Figure content listings
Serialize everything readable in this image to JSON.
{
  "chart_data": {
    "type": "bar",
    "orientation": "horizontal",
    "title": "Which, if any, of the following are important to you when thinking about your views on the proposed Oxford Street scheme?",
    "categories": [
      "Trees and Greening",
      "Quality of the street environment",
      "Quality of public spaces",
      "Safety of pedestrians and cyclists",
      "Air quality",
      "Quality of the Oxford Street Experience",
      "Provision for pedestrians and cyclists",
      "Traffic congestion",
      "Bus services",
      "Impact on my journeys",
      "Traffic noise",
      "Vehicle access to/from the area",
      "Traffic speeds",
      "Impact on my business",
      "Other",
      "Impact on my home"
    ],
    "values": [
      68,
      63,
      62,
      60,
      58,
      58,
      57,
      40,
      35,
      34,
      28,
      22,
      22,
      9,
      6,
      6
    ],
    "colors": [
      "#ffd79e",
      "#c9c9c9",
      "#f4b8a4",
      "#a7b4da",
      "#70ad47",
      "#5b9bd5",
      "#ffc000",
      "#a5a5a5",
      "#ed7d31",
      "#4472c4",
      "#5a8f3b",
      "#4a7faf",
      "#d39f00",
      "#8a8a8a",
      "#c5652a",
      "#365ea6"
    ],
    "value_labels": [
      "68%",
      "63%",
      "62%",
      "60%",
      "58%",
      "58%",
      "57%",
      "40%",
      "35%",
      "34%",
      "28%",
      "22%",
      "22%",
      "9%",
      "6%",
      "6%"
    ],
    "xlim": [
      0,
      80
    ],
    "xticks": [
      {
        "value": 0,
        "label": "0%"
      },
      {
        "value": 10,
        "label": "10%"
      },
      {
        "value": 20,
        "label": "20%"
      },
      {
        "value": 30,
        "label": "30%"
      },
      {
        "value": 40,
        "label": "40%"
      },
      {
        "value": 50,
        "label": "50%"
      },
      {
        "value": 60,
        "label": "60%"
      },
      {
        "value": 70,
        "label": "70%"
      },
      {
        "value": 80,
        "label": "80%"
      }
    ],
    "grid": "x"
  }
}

● BRIEF
Collect each line holding the string "Oxford".

● PROBLEM SOLUTION
    "title": "Which, if any, of the following are important to you when thinking about your views on the proposed Oxford Street scheme?",
      "Quality of the Oxford Street Experience",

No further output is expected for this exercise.